## START RECORDS SUPPLIED

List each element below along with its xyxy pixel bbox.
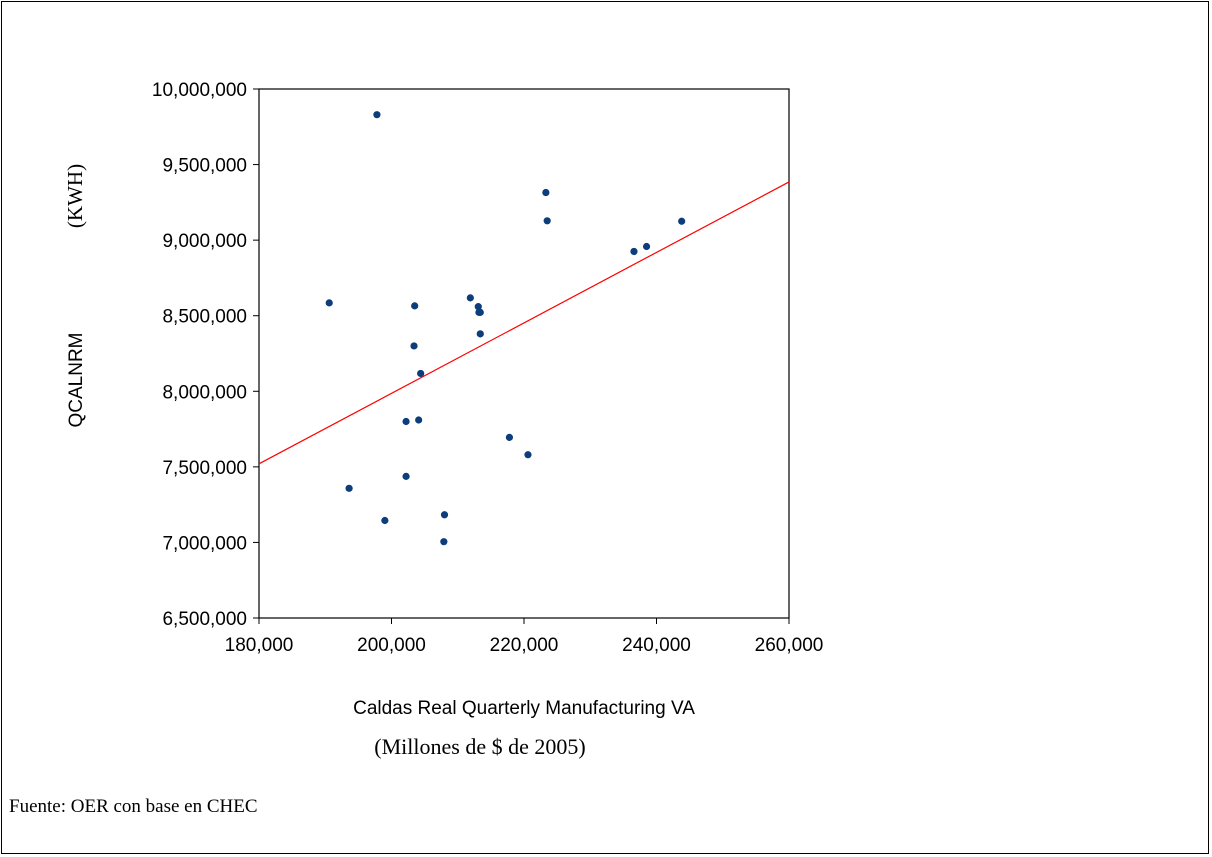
data-point <box>474 303 482 311</box>
x-tick-label: 200,000 <box>357 635 426 656</box>
data-point <box>476 308 484 316</box>
data-point <box>325 299 333 307</box>
y-tick-label: 10,000,000 <box>152 80 247 101</box>
data-point <box>402 472 410 480</box>
data-point <box>373 111 381 119</box>
points-layer <box>325 111 686 546</box>
data-point <box>417 369 425 378</box>
data-point <box>381 516 389 525</box>
y-axis: 6,500,000 7,000,000 7,500,000 8,000,000 8,50… <box>152 80 259 630</box>
data-point <box>630 247 638 256</box>
x-tick-label: 180,000 <box>225 635 294 656</box>
data-point <box>524 451 532 459</box>
y-tick-label: 7,000,000 <box>162 533 247 554</box>
data-point <box>410 342 418 350</box>
y-axis-unit-note: (KWH) <box>63 164 87 228</box>
data-point <box>440 511 449 519</box>
data-point <box>678 217 686 225</box>
data-point <box>345 484 353 492</box>
y-tick-label: 9,500,000 <box>162 156 247 177</box>
y-axis-title: QCALNRM <box>66 332 87 427</box>
data-point <box>440 538 448 546</box>
data-point <box>505 433 514 441</box>
y-tick-label: 8,500,000 <box>162 307 247 328</box>
y-tick-label: 8,000,000 <box>162 382 247 403</box>
data-point <box>476 330 484 338</box>
data-point <box>466 294 474 302</box>
plot-area <box>258 88 790 619</box>
data-point <box>542 188 550 197</box>
x-tick-label: 220,000 <box>490 635 559 656</box>
data-point <box>411 302 419 310</box>
x-tick-label: 260,000 <box>755 635 824 656</box>
data-point <box>543 217 551 225</box>
y-tick-label: 9,000,000 <box>162 231 247 252</box>
fit-line-layer <box>258 181 790 465</box>
source-note: Fuente: OER con base en CHEC <box>9 796 258 817</box>
x-axis: 180,000 200,000 220,000 240,000 260,000 <box>225 618 824 656</box>
x-axis-unit-note: (Millones de $ de 2005) <box>374 734 586 759</box>
x-tick-label: 240,000 <box>622 635 691 656</box>
data-point <box>415 416 423 424</box>
y-tick-label: 6,500,000 <box>162 609 247 630</box>
y-tick-label: 7,500,000 <box>162 458 247 479</box>
data-point <box>642 242 651 251</box>
regression-line <box>258 181 790 465</box>
data-point <box>402 417 410 426</box>
x-axis-title: Caldas Real Quarterly Manufacturing VA <box>353 698 695 719</box>
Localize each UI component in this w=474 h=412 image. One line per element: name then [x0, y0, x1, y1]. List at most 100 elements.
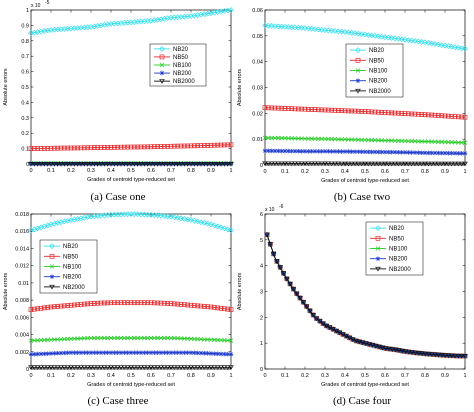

## END RECORDS SUPPLIED

### YOUR INSTRUCTIONS
Put every line of the entries above into a numbered list, skipping blank lines and leaving out the pictures.

### PROBLEM SOLUTION
1. List each element below along with its xyxy pixel bbox.
2. data-point <box>474 303 482 311</box>
3. x-tick-label: 200,000 <box>357 635 426 656</box>
4. data-point <box>476 308 484 316</box>
5. data-point <box>325 299 333 307</box>
6. y-tick-label: 10,000,000 <box>152 80 247 101</box>
7. data-point <box>402 472 410 480</box>
8. data-point <box>373 111 381 119</box>
9. points-layer <box>325 111 686 546</box>
10. data-point <box>417 369 425 378</box>
11. data-point <box>381 516 389 525</box>
12. y-axis: 6,500,000 7,000,000 7,500,000 8,000,000 8,50… <box>152 80 259 630</box>
13. data-point <box>630 247 638 256</box>
14. x-tick-label: 180,000 <box>225 635 294 656</box>
15. data-point <box>524 451 532 459</box>
16. y-tick-label: 7,000,000 <box>162 533 247 554</box>
17. data-point <box>410 342 418 350</box>
18. y-axis-unit-note: (KWH) <box>63 164 87 228</box>
19. data-point <box>440 511 449 519</box>
20. data-point <box>678 217 686 225</box>
21. data-point <box>345 484 353 492</box>
22. y-tick-label: 9,500,000 <box>162 156 247 177</box>
23. y-axis-title: QCALNRM <box>66 332 87 427</box>
24. data-point <box>440 538 448 546</box>
25. data-point <box>505 433 514 441</box>
26. y-tick-label: 8,500,000 <box>162 307 247 328</box>
27. y-tick-label: 8,000,000 <box>162 382 247 403</box>
28. data-point <box>476 330 484 338</box>
29. data-point <box>466 294 474 302</box>
30. plot-area <box>258 88 790 619</box>
31. data-point <box>542 188 550 197</box>
32. x-tick-label: 220,000 <box>490 635 559 656</box>
33. data-point <box>411 302 419 310</box>
34. x-tick-label: 260,000 <box>755 635 824 656</box>
35. data-point <box>543 217 551 225</box>
36. y-tick-label: 9,000,000 <box>162 231 247 252</box>
37. fit-line-layer <box>258 181 790 465</box>
38. source-note: Fuente: OER con base en CHEC <box>9 796 258 817</box>
39. x-axis: 180,000 200,000 220,000 240,000 260,000 <box>225 618 824 656</box>
40. x-axis-unit-note: (Millones de $ de 2005) <box>374 734 586 759</box>
41. x-tick-label: 240,000 <box>622 635 691 656</box>
42. data-point <box>415 416 423 424</box>
43. y-tick-label: 6,500,000 <box>162 609 247 630</box>
44. y-tick-label: 7,500,000 <box>162 458 247 479</box>
45. data-point <box>642 242 651 251</box>
46. regression-line <box>258 181 790 465</box>
47. data-point <box>402 417 410 426</box>
48. x-axis-title: Caldas Real Quarterly Manufacturing VA <box>353 698 695 719</box>
49. Localize each UI component in this w=474 h=412 image. One line per element: name then [x0, y0, x1, y1]. List at most 100 elements.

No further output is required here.